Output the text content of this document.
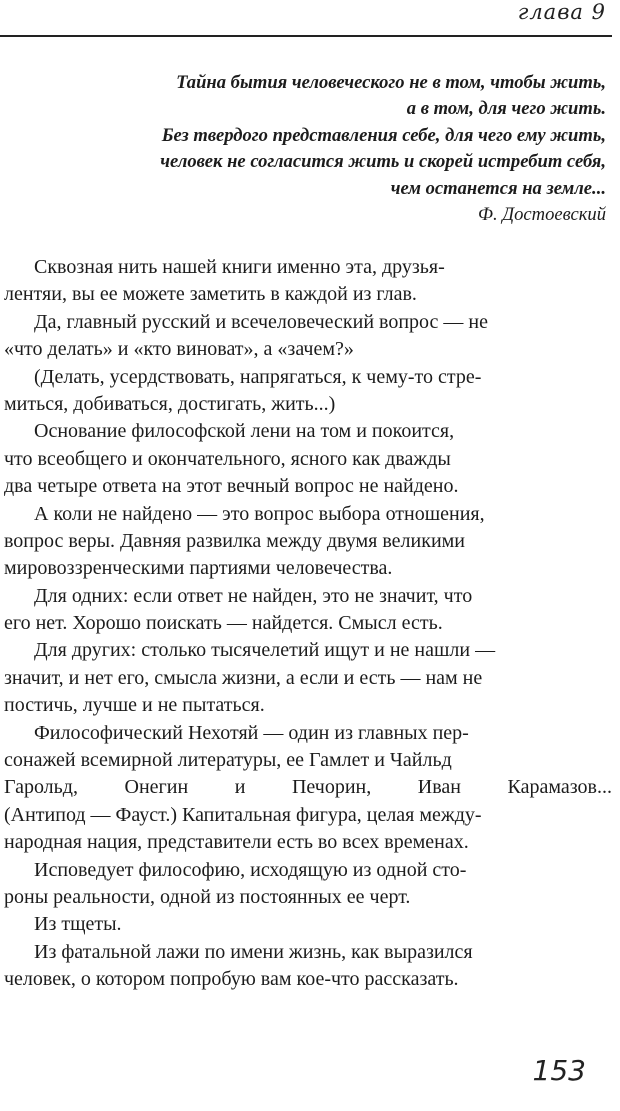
глава 9
Тайна бытия человеческого не в том, чтобы жить,
а в том, для чего жить.
Без твердого представления себе, для чего ему жить,
человек не согласится жить и скорей истребит себя,
чем останется на земле...
Ф. Достоевский
Сквозная нить нашей книги именно эта, друзья-
лентяи, вы ее можете заметить в каждой из глав.
Да, главный русский и всечеловеческий вопрос — не
«что делать» и «кто виноват», а «зачем?»
(Делать, усердствовать, напрягаться, к чему-то стре-
миться, добиваться, достигать, жить...)
Основание философской лени на том и покоится,
что всеобщего и окончательного, ясного как дважды
два четыре ответа на этот вечный вопрос не найдено.
А коли не найдено — это вопрос выбора отношения,
вопрос веры. Давняя развилка между двумя великими
мировоззренческими партиями человечества.
Для одних: если ответ не найден, это не значит, что
его нет. Хорошо поискать — найдется. Смысл есть.
Для других: столько тысячелетий ищут и не нашли —
значит, и нет его, смысла жизни, а если и есть — нам не
постичь, лучше и не пытаться.
Философический Нехотяй — один из главных пер-
сонажей всемирной литературы, ее Гамлет и Чайльд
Гарольд, Онегин и Печорин, Иван Карамазов...
(Антипод — Фауст.) Капитальная фигура, целая между-
народная нация, представители есть во всех временах.
Исповедует философию, исходящую из одной сто-
роны реальности, одной из постоянных ее черт.
Из тщеты.
Из фатальной лажи по имени жизнь, как выразился
человек, о котором попробую вам кое-что рассказать.
153
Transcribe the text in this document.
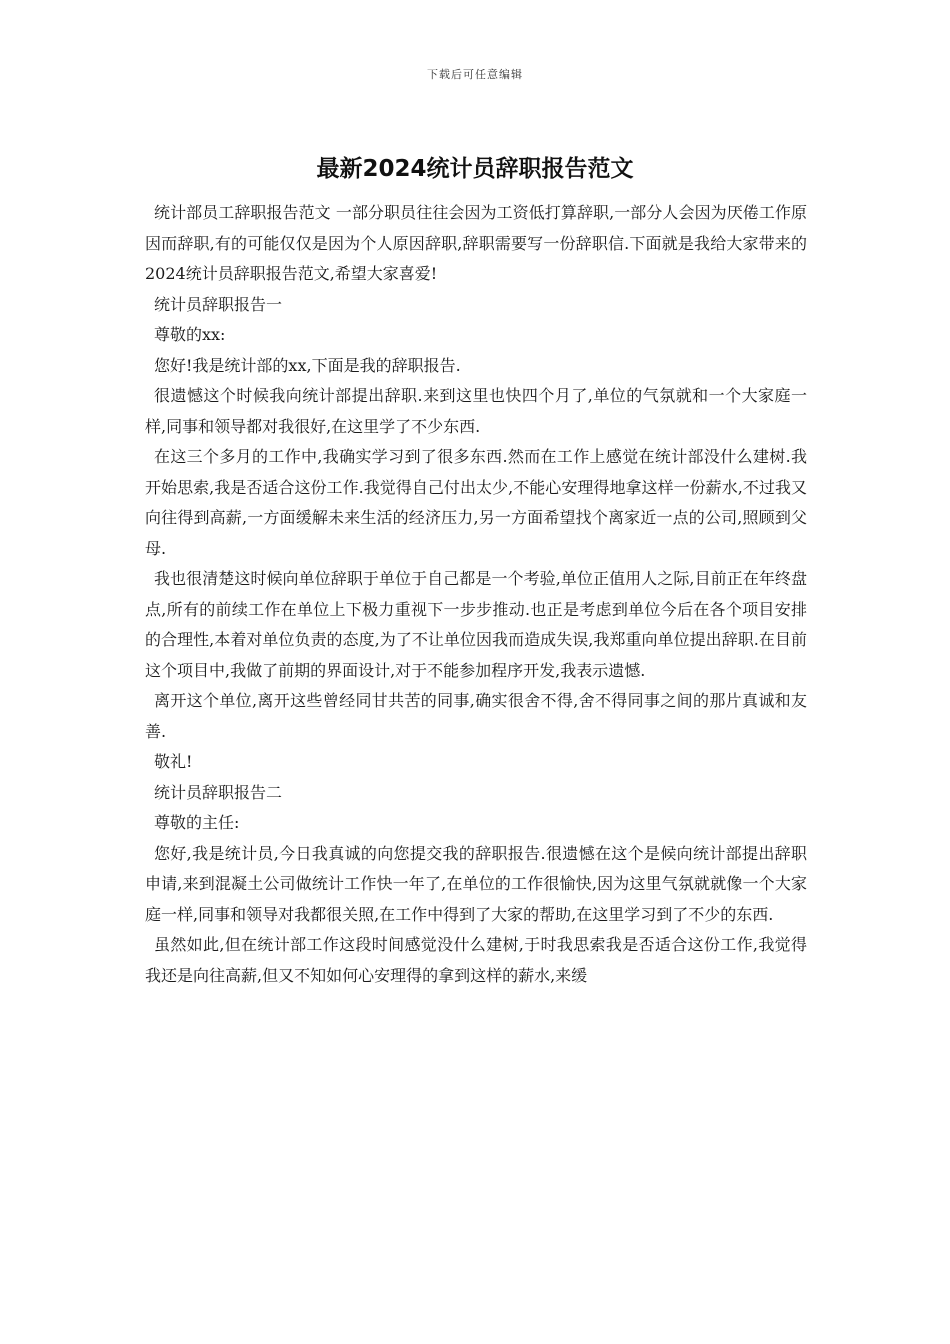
下载后可任意编辑
最新2024统计员辞职报告范文

统计部员工辞职报告范文 一部分职员往往会因为工资低打算辞职,一部分人会因为厌倦工作原因而辞职,有的可能仅仅是因为个人原因辞职,辞职需要写一份辞职信.下面就是我给大家带来的2024统计员辞职报告范文,希望大家喜爱!

统计员辞职报告一

尊敬的xx:

您好!我是统计部的xx,下面是我的辞职报告.

很遗憾这个时候我向统计部提出辞职.来到这里也快四个月了,单位的气氛就和一个大家庭一样,同事和领导都对我很好,在这里学了不少东西.

在这三个多月的工作中,我确实学习到了很多东西.然而在工作上感觉在统计部没什么建树.我开始思索,我是否适合这份工作.我觉得自己付出太少,不能心安理得地拿这样一份薪水,不过我又向往得到高薪,一方面缓解未来生活的经济压力,另一方面希望找个离家近一点的公司,照顾到父母.

我也很清楚这时候向单位辞职于单位于自己都是一个考验,单位正值用人之际,目前正在年终盘点,所有的前续工作在单位上下极力重视下一步步推动.也正是考虑到单位今后在各个项目安排的合理性,本着对单位负责的态度,为了不让单位因我而造成失误,我郑重向单位提出辞职.在目前这个项目中,我做了前期的界面设计,对于不能参加程序开发,我表示遗憾.

离开这个单位,离开这些曾经同甘共苦的同事,确实很舍不得,舍不得同事之间的那片真诚和友善.

敬礼!

统计员辞职报告二

尊敬的主任:

您好,我是统计员,今日我真诚的向您提交我的辞职报告.很遗憾在这个是候向统计部提出辞职申请,来到混凝土公司做统计工作快一年了,在单位的工作很愉快,因为这里气氛就就像一个大家庭一样,同事和领导对我都很关照,在工作中得到了大家的帮助,在这里学习到了不少的东西.

虽然如此,但在统计部工作这段时间感觉没什么建树,于时我思索我是否适合这份工作,我觉得我还是向往高薪,但又不知如何心安理得的拿到这样的薪水,来缓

§

**What you will do**
Reproduce the data verbatim. Do not carry any picture into the copy.

**Worked answer**
Output the text content of this document.
глава 9
Тайна бытия человеческого не в том, чтобы жить,
а в том, для чего жить.
Без твердого представления себе, для чего ему жить,
человек не согласится жить и скорей истребит себя,
чем останется на земле...
Ф. Достоевский
Сквозная нить нашей книги именно эта, друзья-
лентяи, вы ее можете заметить в каждой из глав.
Да, главный русский и всечеловеческий вопрос — не
«что делать» и «кто виноват», а «зачем?»
(Делать, усердствовать, напрягаться, к чему-то стре-
миться, добиваться, достигать, жить...)
Основание философской лени на том и покоится,
что всеобщего и окончательного, ясного как дважды
два четыре ответа на этот вечный вопрос не найдено.
А коли не найдено — это вопрос выбора отношения,
вопрос веры. Давняя развилка между двумя великими
мировоззренческими партиями человечества.
Для одних: если ответ не найден, это не значит, что
его нет. Хорошо поискать — найдется. Смысл есть.
Для других: столько тысячелетий ищут и не нашли —
значит, и нет его, смысла жизни, а если и есть — нам не
постичь, лучше и не пытаться.
Философический Нехотяй — один из главных пер-
сонажей всемирной литературы, ее Гамлет и Чайльд
Гарольд, Онегин и Печорин, Иван Карамазов...
(Антипод — Фауст.) Капитальная фигура, целая между-
народная нация, представители есть во всех временах.
Исповедует философию, исходящую из одной сто-
роны реальности, одной из постоянных ее черт.
Из тщеты.
Из фатальной лажи по имени жизнь, как выразился
человек, о котором попробую вам кое-что рассказать.
153
Transcribe the text in this document.
下载后可任意编辑
最新2024统计员辞职报告范文

统计部员工辞职报告范文 一部分职员往往会因为工资低打算辞职,一部分人会因为厌倦工作原因而辞职,有的可能仅仅是因为个人原因辞职,辞职需要写一份辞职信.下面就是我给大家带来的2024统计员辞职报告范文,希望大家喜爱!

统计员辞职报告一

尊敬的xx:

您好!我是统计部的xx,下面是我的辞职报告.

很遗憾这个时候我向统计部提出辞职.来到这里也快四个月了,单位的气氛就和一个大家庭一样,同事和领导都对我很好,在这里学了不少东西.

在这三个多月的工作中,我确实学习到了很多东西.然而在工作上感觉在统计部没什么建树.我开始思索,我是否适合这份工作.我觉得自己付出太少,不能心安理得地拿这样一份薪水,不过我又向往得到高薪,一方面缓解未来生活的经济压力,另一方面希望找个离家近一点的公司,照顾到父母.

我也很清楚这时候向单位辞职于单位于自己都是一个考验,单位正值用人之际,目前正在年终盘点,所有的前续工作在单位上下极力重视下一步步推动.也正是考虑到单位今后在各个项目安排的合理性,本着对单位负责的态度,为了不让单位因我而造成失误,我郑重向单位提出辞职.在目前这个项目中,我做了前期的界面设计,对于不能参加程序开发,我表示遗憾.

离开这个单位,离开这些曾经同甘共苦的同事,确实很舍不得,舍不得同事之间的那片真诚和友善.

敬礼!

统计员辞职报告二

尊敬的主任:

您好,我是统计员,今日我真诚的向您提交我的辞职报告.很遗憾在这个是候向统计部提出辞职申请,来到混凝土公司做统计工作快一年了,在单位的工作很愉快,因为这里气氛就就像一个大家庭一样,同事和领导对我都很关照,在工作中得到了大家的帮助,在这里学习到了不少的东西.

虽然如此,但在统计部工作这段时间感觉没什么建树,于时我思索我是否适合这份工作,我觉得我还是向往高薪,但又不知如何心安理得的拿到这样的薪水,来缓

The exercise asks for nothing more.